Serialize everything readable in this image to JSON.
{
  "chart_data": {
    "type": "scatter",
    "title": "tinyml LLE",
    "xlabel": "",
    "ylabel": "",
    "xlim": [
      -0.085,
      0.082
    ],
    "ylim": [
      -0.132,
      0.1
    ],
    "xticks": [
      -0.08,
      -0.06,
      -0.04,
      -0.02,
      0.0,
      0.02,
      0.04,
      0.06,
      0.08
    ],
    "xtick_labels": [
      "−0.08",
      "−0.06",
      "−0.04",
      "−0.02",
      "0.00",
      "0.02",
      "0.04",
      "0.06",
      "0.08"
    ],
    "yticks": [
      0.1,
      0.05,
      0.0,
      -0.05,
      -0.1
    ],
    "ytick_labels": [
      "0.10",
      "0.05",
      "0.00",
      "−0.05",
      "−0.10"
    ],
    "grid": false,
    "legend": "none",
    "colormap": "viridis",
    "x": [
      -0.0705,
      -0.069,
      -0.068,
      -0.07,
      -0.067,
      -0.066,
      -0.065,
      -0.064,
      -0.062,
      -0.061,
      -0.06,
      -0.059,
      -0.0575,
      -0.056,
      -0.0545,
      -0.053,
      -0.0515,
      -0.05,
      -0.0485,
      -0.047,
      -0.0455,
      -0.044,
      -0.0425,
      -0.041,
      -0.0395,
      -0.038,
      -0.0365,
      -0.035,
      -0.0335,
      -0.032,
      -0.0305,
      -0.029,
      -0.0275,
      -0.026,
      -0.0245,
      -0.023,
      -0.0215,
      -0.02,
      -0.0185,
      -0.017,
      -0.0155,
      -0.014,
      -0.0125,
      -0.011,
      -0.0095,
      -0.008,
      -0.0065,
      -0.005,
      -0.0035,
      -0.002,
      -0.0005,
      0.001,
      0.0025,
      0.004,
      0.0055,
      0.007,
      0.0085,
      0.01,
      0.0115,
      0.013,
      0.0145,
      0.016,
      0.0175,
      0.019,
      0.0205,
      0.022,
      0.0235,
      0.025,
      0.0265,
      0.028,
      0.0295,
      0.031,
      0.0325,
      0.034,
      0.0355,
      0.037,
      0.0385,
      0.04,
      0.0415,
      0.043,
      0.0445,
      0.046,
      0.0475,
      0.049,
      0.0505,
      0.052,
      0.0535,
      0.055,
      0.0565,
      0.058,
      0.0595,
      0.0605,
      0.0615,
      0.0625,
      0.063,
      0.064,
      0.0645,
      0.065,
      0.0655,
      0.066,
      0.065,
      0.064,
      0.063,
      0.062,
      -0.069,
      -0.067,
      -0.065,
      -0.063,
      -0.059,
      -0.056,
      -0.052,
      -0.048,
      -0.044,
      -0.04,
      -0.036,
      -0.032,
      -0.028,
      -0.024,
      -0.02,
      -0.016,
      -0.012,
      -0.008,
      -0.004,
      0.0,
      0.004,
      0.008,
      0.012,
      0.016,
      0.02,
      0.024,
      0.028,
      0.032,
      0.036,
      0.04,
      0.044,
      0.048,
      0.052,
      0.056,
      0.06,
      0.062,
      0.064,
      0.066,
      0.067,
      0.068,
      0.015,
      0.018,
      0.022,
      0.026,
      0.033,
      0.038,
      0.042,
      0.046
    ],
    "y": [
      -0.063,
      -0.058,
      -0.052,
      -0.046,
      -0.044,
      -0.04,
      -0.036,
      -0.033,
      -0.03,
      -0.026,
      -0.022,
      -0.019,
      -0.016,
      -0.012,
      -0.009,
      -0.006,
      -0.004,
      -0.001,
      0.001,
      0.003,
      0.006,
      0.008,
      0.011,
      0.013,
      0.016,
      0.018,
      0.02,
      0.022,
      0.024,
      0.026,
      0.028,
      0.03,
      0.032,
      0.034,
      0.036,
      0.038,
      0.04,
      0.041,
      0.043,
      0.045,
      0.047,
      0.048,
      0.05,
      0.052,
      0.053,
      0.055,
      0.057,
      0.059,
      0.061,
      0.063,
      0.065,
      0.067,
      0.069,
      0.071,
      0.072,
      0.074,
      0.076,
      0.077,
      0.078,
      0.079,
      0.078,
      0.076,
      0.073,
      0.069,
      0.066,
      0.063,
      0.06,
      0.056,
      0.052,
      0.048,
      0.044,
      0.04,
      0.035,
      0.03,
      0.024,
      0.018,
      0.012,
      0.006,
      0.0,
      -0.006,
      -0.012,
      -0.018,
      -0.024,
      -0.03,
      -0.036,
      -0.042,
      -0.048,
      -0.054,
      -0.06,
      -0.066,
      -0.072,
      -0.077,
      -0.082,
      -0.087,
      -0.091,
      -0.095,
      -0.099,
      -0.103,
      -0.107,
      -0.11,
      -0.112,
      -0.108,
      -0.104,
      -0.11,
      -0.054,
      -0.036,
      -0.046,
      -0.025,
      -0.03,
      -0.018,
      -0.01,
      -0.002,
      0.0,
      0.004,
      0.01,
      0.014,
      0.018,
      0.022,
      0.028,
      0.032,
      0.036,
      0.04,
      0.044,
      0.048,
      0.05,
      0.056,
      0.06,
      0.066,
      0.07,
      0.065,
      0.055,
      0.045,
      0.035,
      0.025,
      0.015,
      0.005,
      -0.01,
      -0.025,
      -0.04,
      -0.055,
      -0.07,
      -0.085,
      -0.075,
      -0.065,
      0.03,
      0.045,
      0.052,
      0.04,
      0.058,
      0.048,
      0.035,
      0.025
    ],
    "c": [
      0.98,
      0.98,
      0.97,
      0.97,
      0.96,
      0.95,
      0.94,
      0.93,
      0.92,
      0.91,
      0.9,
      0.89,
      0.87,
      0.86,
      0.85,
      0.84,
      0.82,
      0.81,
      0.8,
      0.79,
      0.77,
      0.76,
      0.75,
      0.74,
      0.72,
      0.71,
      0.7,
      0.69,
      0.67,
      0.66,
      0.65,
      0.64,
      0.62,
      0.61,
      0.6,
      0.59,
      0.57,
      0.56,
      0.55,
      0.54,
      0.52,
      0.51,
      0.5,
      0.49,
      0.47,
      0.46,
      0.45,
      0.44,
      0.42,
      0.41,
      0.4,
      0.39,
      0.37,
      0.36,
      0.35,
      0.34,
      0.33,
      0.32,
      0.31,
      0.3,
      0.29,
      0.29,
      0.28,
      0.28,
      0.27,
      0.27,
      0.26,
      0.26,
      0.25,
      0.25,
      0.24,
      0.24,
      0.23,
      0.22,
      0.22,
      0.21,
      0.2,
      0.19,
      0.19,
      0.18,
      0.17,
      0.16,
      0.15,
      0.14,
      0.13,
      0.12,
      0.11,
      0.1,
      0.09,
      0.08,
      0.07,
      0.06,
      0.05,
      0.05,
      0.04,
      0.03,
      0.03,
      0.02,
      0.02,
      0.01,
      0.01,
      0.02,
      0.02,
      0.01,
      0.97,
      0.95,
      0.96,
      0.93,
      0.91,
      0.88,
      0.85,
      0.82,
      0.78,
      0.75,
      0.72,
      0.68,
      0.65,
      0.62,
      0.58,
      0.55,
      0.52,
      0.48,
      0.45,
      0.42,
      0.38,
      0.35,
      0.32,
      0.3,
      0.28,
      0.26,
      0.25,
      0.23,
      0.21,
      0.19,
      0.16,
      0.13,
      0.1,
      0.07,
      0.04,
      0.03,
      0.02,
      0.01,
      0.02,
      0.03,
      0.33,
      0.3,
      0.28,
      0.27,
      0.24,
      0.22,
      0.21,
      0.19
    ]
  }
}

◆ Instructions to follow
Extract all of the data shown above and repeat it verbatim.

◆ Task response
Serialize everything readable in this image to JSON.
{
  "chart_data": {
    "type": "scatter",
    "title": "tinyml LLE",
    "xlabel": "",
    "ylabel": "",
    "xlim": [
      -0.085,
      0.082
    ],
    "ylim": [
      -0.132,
      0.1
    ],
    "xticks": [
      -0.08,
      -0.06,
      -0.04,
      -0.02,
      0.0,
      0.02,
      0.04,
      0.06,
      0.08
    ],
    "xtick_labels": [
      "−0.08",
      "−0.06",
      "−0.04",
      "−0.02",
      "0.00",
      "0.02",
      "0.04",
      "0.06",
      "0.08"
    ],
    "yticks": [
      0.1,
      0.05,
      0.0,
      -0.05,
      -0.1
    ],
    "ytick_labels": [
      "0.10",
      "0.05",
      "0.00",
      "−0.05",
      "−0.10"
    ],
    "grid": false,
    "legend": "none",
    "colormap": "viridis",
    "x": [
      -0.0705,
      -0.069,
      -0.068,
      -0.07,
      -0.067,
      -0.066,
      -0.065,
      -0.064,
      -0.062,
      -0.061,
      -0.06,
      -0.059,
      -0.0575,
      -0.056,
      -0.0545,
      -0.053,
      -0.0515,
      -0.05,
      -0.0485,
      -0.047,
      -0.0455,
      -0.044,
      -0.0425,
      -0.041,
      -0.0395,
      -0.038,
      -0.0365,
      -0.035,
      -0.0335,
      -0.032,
      -0.0305,
      -0.029,
      -0.0275,
      -0.026,
      -0.0245,
      -0.023,
      -0.0215,
      -0.02,
      -0.0185,
      -0.017,
      -0.0155,
      -0.014,
      -0.0125,
      -0.011,
      -0.0095,
      -0.008,
      -0.0065,
      -0.005,
      -0.0035,
      -0.002,
      -0.0005,
      0.001,
      0.0025,
      0.004,
      0.0055,
      0.007,
      0.0085,
      0.01,
      0.0115,
      0.013,
      0.0145,
      0.016,
      0.0175,
      0.019,
      0.0205,
      0.022,
      0.0235,
      0.025,
      0.0265,
      0.028,
      0.0295,
      0.031,
      0.0325,
      0.034,
      0.0355,
      0.037,
      0.0385,
      0.04,
      0.0415,
      0.043,
      0.0445,
      0.046,
      0.0475,
      0.049,
      0.0505,
      0.052,
      0.0535,
      0.055,
      0.0565,
      0.058,
      0.0595,
      0.0605,
      0.0615,
      0.0625,
      0.063,
      0.064,
      0.0645,
      0.065,
      0.0655,
      0.066,
      0.065,
      0.064,
      0.063,
      0.062,
      -0.069,
      -0.067,
      -0.065,
      -0.063,
      -0.059,
      -0.056,
      -0.052,
      -0.048,
      -0.044,
      -0.04,
      -0.036,
      -0.032,
      -0.028,
      -0.024,
      -0.02,
      -0.016,
      -0.012,
      -0.008,
      -0.004,
      0.0,
      0.004,
      0.008,
      0.012,
      0.016,
      0.02,
      0.024,
      0.028,
      0.032,
      0.036,
      0.04,
      0.044,
      0.048,
      0.052,
      0.056,
      0.06,
      0.062,
      0.064,
      0.066,
      0.067,
      0.068,
      0.015,
      0.018,
      0.022,
      0.026,
      0.033,
      0.038,
      0.042,
      0.046
    ],
    "y": [
      -0.063,
      -0.058,
      -0.052,
      -0.046,
      -0.044,
      -0.04,
      -0.036,
      -0.033,
      -0.03,
      -0.026,
      -0.022,
      -0.019,
      -0.016,
      -0.012,
      -0.009,
      -0.006,
      -0.004,
      -0.001,
      0.001,
      0.003,
      0.006,
      0.008,
      0.011,
      0.013,
      0.016,
      0.018,
      0.02,
      0.022,
      0.024,
      0.026,
      0.028,
      0.03,
      0.032,
      0.034,
      0.036,
      0.038,
      0.04,
      0.041,
      0.043,
      0.045,
      0.047,
      0.048,
      0.05,
      0.052,
      0.053,
      0.055,
      0.057,
      0.059,
      0.061,
      0.063,
      0.065,
      0.067,
      0.069,
      0.071,
      0.072,
      0.074,
      0.076,
      0.077,
      0.078,
      0.079,
      0.078,
      0.076,
      0.073,
      0.069,
      0.066,
      0.063,
      0.06,
      0.056,
      0.052,
      0.048,
      0.044,
      0.04,
      0.035,
      0.03,
      0.024,
      0.018,
      0.012,
      0.006,
      0.0,
      -0.006,
      -0.012,
      -0.018,
      -0.024,
      -0.03,
      -0.036,
      -0.042,
      -0.048,
      -0.054,
      -0.06,
      -0.066,
      -0.072,
      -0.077,
      -0.082,
      -0.087,
      -0.091,
      -0.095,
      -0.099,
      -0.103,
      -0.107,
      -0.11,
      -0.112,
      -0.108,
      -0.104,
      -0.11,
      -0.054,
      -0.036,
      -0.046,
      -0.025,
      -0.03,
      -0.018,
      -0.01,
      -0.002,
      0.0,
      0.004,
      0.01,
      0.014,
      0.018,
      0.022,
      0.028,
      0.032,
      0.036,
      0.04,
      0.044,
      0.048,
      0.05,
      0.056,
      0.06,
      0.066,
      0.07,
      0.065,
      0.055,
      0.045,
      0.035,
      0.025,
      0.015,
      0.005,
      -0.01,
      -0.025,
      -0.04,
      -0.055,
      -0.07,
      -0.085,
      -0.075,
      -0.065,
      0.03,
      0.045,
      0.052,
      0.04,
      0.058,
      0.048,
      0.035,
      0.025
    ],
    "c": [
      0.98,
      0.98,
      0.97,
      0.97,
      0.96,
      0.95,
      0.94,
      0.93,
      0.92,
      0.91,
      0.9,
      0.89,
      0.87,
      0.86,
      0.85,
      0.84,
      0.82,
      0.81,
      0.8,
      0.79,
      0.77,
      0.76,
      0.75,
      0.74,
      0.72,
      0.71,
      0.7,
      0.69,
      0.67,
      0.66,
      0.65,
      0.64,
      0.62,
      0.61,
      0.6,
      0.59,
      0.57,
      0.56,
      0.55,
      0.54,
      0.52,
      0.51,
      0.5,
      0.49,
      0.47,
      0.46,
      0.45,
      0.44,
      0.42,
      0.41,
      0.4,
      0.39,
      0.37,
      0.36,
      0.35,
      0.34,
      0.33,
      0.32,
      0.31,
      0.3,
      0.29,
      0.29,
      0.28,
      0.28,
      0.27,
      0.27,
      0.26,
      0.26,
      0.25,
      0.25,
      0.24,
      0.24,
      0.23,
      0.22,
      0.22,
      0.21,
      0.2,
      0.19,
      0.19,
      0.18,
      0.17,
      0.16,
      0.15,
      0.14,
      0.13,
      0.12,
      0.11,
      0.1,
      0.09,
      0.08,
      0.07,
      0.06,
      0.05,
      0.05,
      0.04,
      0.03,
      0.03,
      0.02,
      0.02,
      0.01,
      0.01,
      0.02,
      0.02,
      0.01,
      0.97,
      0.95,
      0.96,
      0.93,
      0.91,
      0.88,
      0.85,
      0.82,
      0.78,
      0.75,
      0.72,
      0.68,
      0.65,
      0.62,
      0.58,
      0.55,
      0.52,
      0.48,
      0.45,
      0.42,
      0.38,
      0.35,
      0.32,
      0.3,
      0.28,
      0.26,
      0.25,
      0.23,
      0.21,
      0.19,
      0.16,
      0.13,
      0.1,
      0.07,
      0.04,
      0.03,
      0.02,
      0.01,
      0.02,
      0.03,
      0.33,
      0.3,
      0.28,
      0.27,
      0.24,
      0.22,
      0.21,
      0.19
    ]
  }
}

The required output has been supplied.